▶ REQUEST: Write out each entry, exactly the way it appears.

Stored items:

::::::::

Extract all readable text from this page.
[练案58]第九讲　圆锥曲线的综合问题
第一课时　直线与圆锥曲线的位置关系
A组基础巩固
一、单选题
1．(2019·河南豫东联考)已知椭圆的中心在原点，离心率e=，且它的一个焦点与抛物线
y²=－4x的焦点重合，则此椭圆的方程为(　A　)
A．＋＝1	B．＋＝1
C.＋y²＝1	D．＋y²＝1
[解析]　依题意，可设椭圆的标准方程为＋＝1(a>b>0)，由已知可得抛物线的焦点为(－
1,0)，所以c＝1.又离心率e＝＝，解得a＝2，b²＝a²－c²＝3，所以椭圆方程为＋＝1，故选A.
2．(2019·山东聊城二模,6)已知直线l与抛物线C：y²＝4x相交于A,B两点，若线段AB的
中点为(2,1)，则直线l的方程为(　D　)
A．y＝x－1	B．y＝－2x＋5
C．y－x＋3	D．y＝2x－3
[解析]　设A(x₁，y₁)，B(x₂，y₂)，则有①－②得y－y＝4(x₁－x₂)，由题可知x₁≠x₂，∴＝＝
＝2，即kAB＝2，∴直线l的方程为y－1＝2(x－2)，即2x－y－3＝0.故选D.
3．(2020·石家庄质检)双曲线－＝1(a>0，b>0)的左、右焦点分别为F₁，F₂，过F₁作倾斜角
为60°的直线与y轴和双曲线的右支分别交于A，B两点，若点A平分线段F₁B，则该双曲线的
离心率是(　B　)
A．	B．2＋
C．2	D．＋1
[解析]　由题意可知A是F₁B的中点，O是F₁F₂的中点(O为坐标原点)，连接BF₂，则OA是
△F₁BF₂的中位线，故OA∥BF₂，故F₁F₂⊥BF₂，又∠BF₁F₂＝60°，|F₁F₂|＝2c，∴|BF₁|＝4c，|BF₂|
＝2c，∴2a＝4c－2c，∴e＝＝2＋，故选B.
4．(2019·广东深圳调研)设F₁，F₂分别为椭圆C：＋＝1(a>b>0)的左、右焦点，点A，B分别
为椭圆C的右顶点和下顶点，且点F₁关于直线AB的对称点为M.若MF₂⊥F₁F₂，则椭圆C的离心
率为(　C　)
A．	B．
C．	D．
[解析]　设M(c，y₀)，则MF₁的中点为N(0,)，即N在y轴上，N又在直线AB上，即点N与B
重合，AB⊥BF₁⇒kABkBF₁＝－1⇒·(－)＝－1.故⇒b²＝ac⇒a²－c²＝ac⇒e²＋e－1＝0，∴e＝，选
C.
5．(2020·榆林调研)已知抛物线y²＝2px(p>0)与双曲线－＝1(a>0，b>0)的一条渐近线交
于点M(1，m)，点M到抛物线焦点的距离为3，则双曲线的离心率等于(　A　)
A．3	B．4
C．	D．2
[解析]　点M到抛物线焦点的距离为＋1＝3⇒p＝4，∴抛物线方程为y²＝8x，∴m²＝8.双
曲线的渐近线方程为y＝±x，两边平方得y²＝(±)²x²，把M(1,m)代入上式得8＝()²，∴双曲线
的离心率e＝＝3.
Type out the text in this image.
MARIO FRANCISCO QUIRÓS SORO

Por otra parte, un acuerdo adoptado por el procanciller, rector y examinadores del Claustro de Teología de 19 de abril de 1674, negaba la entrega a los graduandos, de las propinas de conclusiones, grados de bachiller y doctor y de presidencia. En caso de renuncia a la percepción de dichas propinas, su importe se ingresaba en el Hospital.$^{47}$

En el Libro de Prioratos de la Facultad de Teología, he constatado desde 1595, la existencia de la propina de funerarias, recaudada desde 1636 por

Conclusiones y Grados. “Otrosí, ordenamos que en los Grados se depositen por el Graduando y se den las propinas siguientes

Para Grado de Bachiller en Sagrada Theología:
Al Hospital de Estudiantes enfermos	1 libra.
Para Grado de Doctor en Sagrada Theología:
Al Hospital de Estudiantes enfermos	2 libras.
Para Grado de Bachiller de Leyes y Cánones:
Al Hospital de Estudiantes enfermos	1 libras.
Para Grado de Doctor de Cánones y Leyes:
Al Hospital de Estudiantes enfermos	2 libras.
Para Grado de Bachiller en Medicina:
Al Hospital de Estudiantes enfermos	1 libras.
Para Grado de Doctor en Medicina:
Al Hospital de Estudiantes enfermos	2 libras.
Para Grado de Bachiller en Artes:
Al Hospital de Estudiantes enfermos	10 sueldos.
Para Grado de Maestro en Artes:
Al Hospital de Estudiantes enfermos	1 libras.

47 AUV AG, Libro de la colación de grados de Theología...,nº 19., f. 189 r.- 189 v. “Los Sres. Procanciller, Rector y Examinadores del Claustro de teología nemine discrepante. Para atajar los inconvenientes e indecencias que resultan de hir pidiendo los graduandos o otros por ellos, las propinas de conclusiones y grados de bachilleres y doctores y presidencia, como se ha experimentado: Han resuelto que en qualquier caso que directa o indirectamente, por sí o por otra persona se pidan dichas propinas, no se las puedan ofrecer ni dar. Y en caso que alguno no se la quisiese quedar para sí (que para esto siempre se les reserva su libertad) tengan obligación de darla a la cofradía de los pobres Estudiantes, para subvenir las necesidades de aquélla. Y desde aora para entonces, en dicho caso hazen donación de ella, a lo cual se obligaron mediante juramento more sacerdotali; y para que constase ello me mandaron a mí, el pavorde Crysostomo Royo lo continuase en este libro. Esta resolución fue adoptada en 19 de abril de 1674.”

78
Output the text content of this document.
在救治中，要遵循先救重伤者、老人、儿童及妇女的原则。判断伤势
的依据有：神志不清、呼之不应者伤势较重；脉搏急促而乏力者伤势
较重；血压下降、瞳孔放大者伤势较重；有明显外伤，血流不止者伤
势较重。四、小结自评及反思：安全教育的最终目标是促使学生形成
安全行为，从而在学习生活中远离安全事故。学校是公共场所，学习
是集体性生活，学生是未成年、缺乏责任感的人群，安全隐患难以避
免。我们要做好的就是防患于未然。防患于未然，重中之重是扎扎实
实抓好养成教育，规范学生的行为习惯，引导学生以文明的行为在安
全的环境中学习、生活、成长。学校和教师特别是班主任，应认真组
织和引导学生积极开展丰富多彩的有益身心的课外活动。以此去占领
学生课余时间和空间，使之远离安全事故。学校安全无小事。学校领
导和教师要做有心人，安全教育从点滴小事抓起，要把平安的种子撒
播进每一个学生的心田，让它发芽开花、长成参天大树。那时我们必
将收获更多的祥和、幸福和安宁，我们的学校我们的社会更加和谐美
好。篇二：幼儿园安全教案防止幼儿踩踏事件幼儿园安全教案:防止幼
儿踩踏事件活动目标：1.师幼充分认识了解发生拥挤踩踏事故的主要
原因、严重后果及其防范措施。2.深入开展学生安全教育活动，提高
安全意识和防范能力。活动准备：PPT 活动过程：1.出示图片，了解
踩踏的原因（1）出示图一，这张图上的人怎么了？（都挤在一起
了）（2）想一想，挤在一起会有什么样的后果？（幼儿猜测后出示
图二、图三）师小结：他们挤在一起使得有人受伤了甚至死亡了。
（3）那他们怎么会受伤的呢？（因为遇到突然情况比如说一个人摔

::::::::

▶ SOLUTION TO THE PROBLEM:
Extract all readable text from this page.
[练案58]第九讲　圆锥曲线的综合问题
第一课时　直线与圆锥曲线的位置关系
A组基础巩固
一、单选题
1．(2019·河南豫东联考)已知椭圆的中心在原点，离心率e=，且它的一个焦点与抛物线
y²=－4x的焦点重合，则此椭圆的方程为(　A　)
A．＋＝1	B．＋＝1
C.＋y²＝1	D．＋y²＝1
[解析]　依题意，可设椭圆的标准方程为＋＝1(a>b>0)，由已知可得抛物线的焦点为(－
1,0)，所以c＝1.又离心率e＝＝，解得a＝2，b²＝a²－c²＝3，所以椭圆方程为＋＝1，故选A.
2．(2019·山东聊城二模,6)已知直线l与抛物线C：y²＝4x相交于A,B两点，若线段AB的
中点为(2,1)，则直线l的方程为(　D　)
A．y＝x－1	B．y＝－2x＋5
C．y－x＋3	D．y＝2x－3
[解析]　设A(x₁，y₁)，B(x₂，y₂)，则有①－②得y－y＝4(x₁－x₂)，由题可知x₁≠x₂，∴＝＝
＝2，即kAB＝2，∴直线l的方程为y－1＝2(x－2)，即2x－y－3＝0.故选D.
3．(2020·石家庄质检)双曲线－＝1(a>0，b>0)的左、右焦点分别为F₁，F₂，过F₁作倾斜角
为60°的直线与y轴和双曲线的右支分别交于A，B两点，若点A平分线段F₁B，则该双曲线的
离心率是(　B　)
A．	B．2＋
C．2	D．＋1
[解析]　由题意可知A是F₁B的中点，O是F₁F₂的中点(O为坐标原点)，连接BF₂，则OA是
△F₁BF₂的中位线，故OA∥BF₂，故F₁F₂⊥BF₂，又∠BF₁F₂＝60°，|F₁F₂|＝2c，∴|BF₁|＝4c，|BF₂|
＝2c，∴2a＝4c－2c，∴e＝＝2＋，故选B.
4．(2019·广东深圳调研)设F₁，F₂分别为椭圆C：＋＝1(a>b>0)的左、右焦点，点A，B分别
为椭圆C的右顶点和下顶点，且点F₁关于直线AB的对称点为M.若MF₂⊥F₁F₂，则椭圆C的离心
率为(　C　)
A．	B．
C．	D．
[解析]　设M(c，y₀)，则MF₁的中点为N(0,)，即N在y轴上，N又在直线AB上，即点N与B
重合，AB⊥BF₁⇒kABkBF₁＝－1⇒·(－)＝－1.故⇒b²＝ac⇒a²－c²＝ac⇒e²＋e－1＝0，∴e＝，选
C.
5．(2020·榆林调研)已知抛物线y²＝2px(p>0)与双曲线－＝1(a>0，b>0)的一条渐近线交
于点M(1，m)，点M到抛物线焦点的距离为3，则双曲线的离心率等于(　A　)
A．3	B．4
C．	D．2
[解析]　点M到抛物线焦点的距离为＋1＝3⇒p＝4，∴抛物线方程为y²＝8x，∴m²＝8.双
曲线的渐近线方程为y＝±x，两边平方得y²＝(±)²x²，把M(1,m)代入上式得8＝()²，∴双曲线
的离心率e＝＝3.
Type out the text in this image.
MARIO FRANCISCO QUIRÓS SORO

Por otra parte, un acuerdo adoptado por el procanciller, rector y examinadores del Claustro de Teología de 19 de abril de 1674, negaba la entrega a los graduandos, de las propinas de conclusiones, grados de bachiller y doctor y de presidencia. En caso de renuncia a la percepción de dichas propinas, su importe se ingresaba en el Hospital.$^{47}$

En el Libro de Prioratos de la Facultad de Teología, he constatado desde 1595, la existencia de la propina de funerarias, recaudada desde 1636 por

Conclusiones y Grados. “Otrosí, ordenamos que en los Grados se depositen por el Graduando y se den las propinas siguientes

Para Grado de Bachiller en Sagrada Theología:
Al Hospital de Estudiantes enfermos	1 libra.
Para Grado de Doctor en Sagrada Theología:
Al Hospital de Estudiantes enfermos	2 libras.
Para Grado de Bachiller de Leyes y Cánones:
Al Hospital de Estudiantes enfermos	1 libras.
Para Grado de Doctor de Cánones y Leyes:
Al Hospital de Estudiantes enfermos	2 libras.
Para Grado de Bachiller en Medicina:
Al Hospital de Estudiantes enfermos	1 libras.
Para Grado de Doctor en Medicina:
Al Hospital de Estudiantes enfermos	2 libras.
Para Grado de Bachiller en Artes:
Al Hospital de Estudiantes enfermos	10 sueldos.
Para Grado de Maestro en Artes:
Al Hospital de Estudiantes enfermos	1 libras.

47 AUV AG, Libro de la colación de grados de Theología...,nº 19., f. 189 r.- 189 v. “Los Sres. Procanciller, Rector y Examinadores del Claustro de teología nemine discrepante. Para atajar los inconvenientes e indecencias que resultan de hir pidiendo los graduandos o otros por ellos, las propinas de conclusiones y grados de bachilleres y doctores y presidencia, como se ha experimentado: Han resuelto que en qualquier caso que directa o indirectamente, por sí o por otra persona se pidan dichas propinas, no se las puedan ofrecer ni dar. Y en caso que alguno no se la quisiese quedar para sí (que para esto siempre se les reserva su libertad) tengan obligación de darla a la cofradía de los pobres Estudiantes, para subvenir las necesidades de aquélla. Y desde aora para entonces, en dicho caso hazen donación de ella, a lo cual se obligaron mediante juramento more sacerdotali; y para que constase ello me mandaron a mí, el pavorde Crysostomo Royo lo continuase en este libro. Esta resolución fue adoptada en 19 de abril de 1674.”

78
Output the text content of this document.
在救治中，要遵循先救重伤者、老人、儿童及妇女的原则。判断伤势
的依据有：神志不清、呼之不应者伤势较重；脉搏急促而乏力者伤势
较重；血压下降、瞳孔放大者伤势较重；有明显外伤，血流不止者伤
势较重。四、小结自评及反思：安全教育的最终目标是促使学生形成
安全行为，从而在学习生活中远离安全事故。学校是公共场所，学习
是集体性生活，学生是未成年、缺乏责任感的人群，安全隐患难以避
免。我们要做好的就是防患于未然。防患于未然，重中之重是扎扎实
实抓好养成教育，规范学生的行为习惯，引导学生以文明的行为在安
全的环境中学习、生活、成长。学校和教师特别是班主任，应认真组
织和引导学生积极开展丰富多彩的有益身心的课外活动。以此去占领
学生课余时间和空间，使之远离安全事故。学校安全无小事。学校领
导和教师要做有心人，安全教育从点滴小事抓起，要把平安的种子撒
播进每一个学生的心田，让它发芽开花、长成参天大树。那时我们必
将收获更多的祥和、幸福和安宁，我们的学校我们的社会更加和谐美
好。篇二：幼儿园安全教案防止幼儿踩踏事件幼儿园安全教案:防止幼
儿踩踏事件活动目标：1.师幼充分认识了解发生拥挤踩踏事故的主要
原因、严重后果及其防范措施。2.深入开展学生安全教育活动，提高
安全意识和防范能力。活动准备：PPT 活动过程：1.出示图片，了解
踩踏的原因（1）出示图一，这张图上的人怎么了？（都挤在一起
了）（2）想一想，挤在一起会有什么样的后果？（幼儿猜测后出示
图二、图三）师小结：他们挤在一起使得有人受伤了甚至死亡了。
（3）那他们怎么会受伤的呢？（因为遇到突然情况比如说一个人摔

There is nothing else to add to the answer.